* Material provided
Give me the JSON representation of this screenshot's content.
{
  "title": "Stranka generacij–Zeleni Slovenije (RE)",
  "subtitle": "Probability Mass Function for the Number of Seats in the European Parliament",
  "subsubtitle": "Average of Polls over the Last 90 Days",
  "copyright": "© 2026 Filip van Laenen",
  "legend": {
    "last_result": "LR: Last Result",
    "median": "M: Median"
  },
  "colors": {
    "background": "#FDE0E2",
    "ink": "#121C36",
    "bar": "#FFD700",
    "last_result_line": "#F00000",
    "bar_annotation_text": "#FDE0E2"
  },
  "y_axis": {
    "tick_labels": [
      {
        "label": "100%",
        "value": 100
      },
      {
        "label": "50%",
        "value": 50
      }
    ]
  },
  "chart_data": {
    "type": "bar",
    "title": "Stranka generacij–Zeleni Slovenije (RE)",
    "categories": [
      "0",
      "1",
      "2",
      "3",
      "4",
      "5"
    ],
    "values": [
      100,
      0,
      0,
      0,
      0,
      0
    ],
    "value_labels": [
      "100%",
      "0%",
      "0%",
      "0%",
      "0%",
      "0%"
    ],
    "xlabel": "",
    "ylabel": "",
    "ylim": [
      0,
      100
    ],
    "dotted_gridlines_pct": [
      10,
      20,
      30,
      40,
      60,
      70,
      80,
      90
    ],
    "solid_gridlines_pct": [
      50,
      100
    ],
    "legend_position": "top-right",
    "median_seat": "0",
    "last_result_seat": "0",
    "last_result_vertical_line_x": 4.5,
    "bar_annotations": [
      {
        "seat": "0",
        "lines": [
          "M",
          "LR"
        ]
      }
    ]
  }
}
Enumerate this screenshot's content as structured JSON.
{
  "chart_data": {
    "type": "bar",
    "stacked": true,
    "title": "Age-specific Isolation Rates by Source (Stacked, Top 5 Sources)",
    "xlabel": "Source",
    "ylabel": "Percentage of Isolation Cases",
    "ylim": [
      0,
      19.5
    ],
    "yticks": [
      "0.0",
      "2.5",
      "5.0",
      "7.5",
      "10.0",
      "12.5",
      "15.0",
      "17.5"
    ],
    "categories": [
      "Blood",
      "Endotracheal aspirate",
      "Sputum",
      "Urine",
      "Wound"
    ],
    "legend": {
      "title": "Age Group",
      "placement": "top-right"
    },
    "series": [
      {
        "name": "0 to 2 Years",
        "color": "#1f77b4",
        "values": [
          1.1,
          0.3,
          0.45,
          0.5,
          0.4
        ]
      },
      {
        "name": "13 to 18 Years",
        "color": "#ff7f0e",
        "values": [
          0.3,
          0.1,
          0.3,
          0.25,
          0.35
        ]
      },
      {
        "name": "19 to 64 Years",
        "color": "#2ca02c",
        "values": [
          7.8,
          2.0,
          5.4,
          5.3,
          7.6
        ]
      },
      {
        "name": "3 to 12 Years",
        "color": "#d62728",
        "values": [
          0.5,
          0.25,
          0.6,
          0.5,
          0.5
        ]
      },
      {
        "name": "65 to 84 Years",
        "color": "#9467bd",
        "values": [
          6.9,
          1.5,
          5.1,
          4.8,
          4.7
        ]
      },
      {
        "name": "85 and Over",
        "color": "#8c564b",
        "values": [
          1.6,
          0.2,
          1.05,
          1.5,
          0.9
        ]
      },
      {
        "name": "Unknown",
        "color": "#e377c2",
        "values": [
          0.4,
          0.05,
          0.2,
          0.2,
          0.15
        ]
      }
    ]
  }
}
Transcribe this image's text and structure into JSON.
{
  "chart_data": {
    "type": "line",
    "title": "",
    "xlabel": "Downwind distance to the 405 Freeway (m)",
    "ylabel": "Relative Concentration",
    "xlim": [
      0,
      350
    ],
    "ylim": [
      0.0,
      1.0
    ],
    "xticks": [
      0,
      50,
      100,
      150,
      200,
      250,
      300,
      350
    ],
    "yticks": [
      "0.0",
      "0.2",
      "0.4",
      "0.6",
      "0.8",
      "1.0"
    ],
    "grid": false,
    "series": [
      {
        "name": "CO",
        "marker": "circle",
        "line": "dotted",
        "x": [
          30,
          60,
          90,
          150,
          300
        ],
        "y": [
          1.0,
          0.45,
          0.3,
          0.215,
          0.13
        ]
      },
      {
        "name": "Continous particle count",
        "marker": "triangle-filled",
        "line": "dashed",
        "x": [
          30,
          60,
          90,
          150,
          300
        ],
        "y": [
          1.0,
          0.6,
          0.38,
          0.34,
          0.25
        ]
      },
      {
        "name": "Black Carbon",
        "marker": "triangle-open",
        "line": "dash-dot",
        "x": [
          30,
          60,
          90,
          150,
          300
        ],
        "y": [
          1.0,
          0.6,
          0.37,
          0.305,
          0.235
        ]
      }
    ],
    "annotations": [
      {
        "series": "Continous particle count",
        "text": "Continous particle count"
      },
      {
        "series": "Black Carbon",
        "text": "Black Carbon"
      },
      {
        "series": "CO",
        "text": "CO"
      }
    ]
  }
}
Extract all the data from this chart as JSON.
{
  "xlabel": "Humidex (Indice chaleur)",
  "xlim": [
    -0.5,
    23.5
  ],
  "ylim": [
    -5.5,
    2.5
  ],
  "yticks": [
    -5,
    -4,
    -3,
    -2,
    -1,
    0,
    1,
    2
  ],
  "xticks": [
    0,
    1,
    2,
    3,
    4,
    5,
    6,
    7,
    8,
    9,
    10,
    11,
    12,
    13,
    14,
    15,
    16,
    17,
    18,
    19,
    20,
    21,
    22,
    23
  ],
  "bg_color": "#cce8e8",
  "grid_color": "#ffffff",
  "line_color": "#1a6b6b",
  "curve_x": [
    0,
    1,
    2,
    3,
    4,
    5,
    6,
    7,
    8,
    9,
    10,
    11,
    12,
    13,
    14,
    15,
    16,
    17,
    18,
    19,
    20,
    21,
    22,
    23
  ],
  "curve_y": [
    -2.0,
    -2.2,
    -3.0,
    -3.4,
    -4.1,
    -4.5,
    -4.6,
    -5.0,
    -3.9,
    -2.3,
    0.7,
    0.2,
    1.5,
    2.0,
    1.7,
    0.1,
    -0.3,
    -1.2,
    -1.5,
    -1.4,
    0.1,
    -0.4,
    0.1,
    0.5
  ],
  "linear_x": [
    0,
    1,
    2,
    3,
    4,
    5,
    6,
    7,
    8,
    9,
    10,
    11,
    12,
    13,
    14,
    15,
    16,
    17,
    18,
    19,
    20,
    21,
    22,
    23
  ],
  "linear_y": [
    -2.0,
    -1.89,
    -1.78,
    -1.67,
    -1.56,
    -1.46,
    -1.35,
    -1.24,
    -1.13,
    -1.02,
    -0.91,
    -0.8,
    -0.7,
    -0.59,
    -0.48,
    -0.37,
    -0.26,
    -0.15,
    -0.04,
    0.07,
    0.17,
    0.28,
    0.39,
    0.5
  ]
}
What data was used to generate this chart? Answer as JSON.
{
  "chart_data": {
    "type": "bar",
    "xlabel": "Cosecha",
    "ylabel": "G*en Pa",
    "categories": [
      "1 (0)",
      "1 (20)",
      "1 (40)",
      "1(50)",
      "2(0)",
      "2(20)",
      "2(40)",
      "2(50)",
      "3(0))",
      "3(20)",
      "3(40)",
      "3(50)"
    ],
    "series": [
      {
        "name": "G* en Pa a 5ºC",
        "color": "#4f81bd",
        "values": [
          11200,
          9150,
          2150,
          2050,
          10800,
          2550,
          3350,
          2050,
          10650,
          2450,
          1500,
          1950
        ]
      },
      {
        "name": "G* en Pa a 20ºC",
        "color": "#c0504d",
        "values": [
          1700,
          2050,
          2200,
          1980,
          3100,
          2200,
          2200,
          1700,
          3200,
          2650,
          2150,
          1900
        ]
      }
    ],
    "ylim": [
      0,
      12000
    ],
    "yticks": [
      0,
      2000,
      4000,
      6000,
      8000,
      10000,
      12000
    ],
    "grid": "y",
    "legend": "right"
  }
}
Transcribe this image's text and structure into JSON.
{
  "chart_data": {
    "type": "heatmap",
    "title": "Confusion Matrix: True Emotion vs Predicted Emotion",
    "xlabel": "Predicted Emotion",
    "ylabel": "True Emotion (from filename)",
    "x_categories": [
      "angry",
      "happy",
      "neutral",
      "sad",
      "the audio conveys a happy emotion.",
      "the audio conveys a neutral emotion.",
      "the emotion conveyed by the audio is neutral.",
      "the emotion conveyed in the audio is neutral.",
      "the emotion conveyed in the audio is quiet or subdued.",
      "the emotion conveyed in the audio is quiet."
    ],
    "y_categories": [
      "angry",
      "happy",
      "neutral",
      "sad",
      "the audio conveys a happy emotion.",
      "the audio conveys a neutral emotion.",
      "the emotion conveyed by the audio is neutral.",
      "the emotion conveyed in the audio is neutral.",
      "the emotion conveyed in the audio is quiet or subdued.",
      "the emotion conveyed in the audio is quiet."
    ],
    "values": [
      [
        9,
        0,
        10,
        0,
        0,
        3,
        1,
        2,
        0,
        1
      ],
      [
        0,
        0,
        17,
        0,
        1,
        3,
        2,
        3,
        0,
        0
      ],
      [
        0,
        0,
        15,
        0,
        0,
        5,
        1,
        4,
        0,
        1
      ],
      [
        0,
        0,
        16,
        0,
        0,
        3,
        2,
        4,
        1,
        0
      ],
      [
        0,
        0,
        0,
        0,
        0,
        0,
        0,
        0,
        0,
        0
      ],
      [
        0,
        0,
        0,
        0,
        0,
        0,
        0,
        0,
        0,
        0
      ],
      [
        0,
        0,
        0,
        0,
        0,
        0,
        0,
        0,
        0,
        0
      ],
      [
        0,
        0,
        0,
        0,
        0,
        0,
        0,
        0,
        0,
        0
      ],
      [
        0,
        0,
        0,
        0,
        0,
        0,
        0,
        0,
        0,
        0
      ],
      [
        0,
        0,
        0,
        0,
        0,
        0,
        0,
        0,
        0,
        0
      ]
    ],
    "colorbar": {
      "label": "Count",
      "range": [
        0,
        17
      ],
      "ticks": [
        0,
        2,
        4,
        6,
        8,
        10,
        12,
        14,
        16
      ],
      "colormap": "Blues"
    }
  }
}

* Written exercise
Of the lines in the records, how many contain the word "Continous"? Answer with the number and nothing else.

* Completed task
3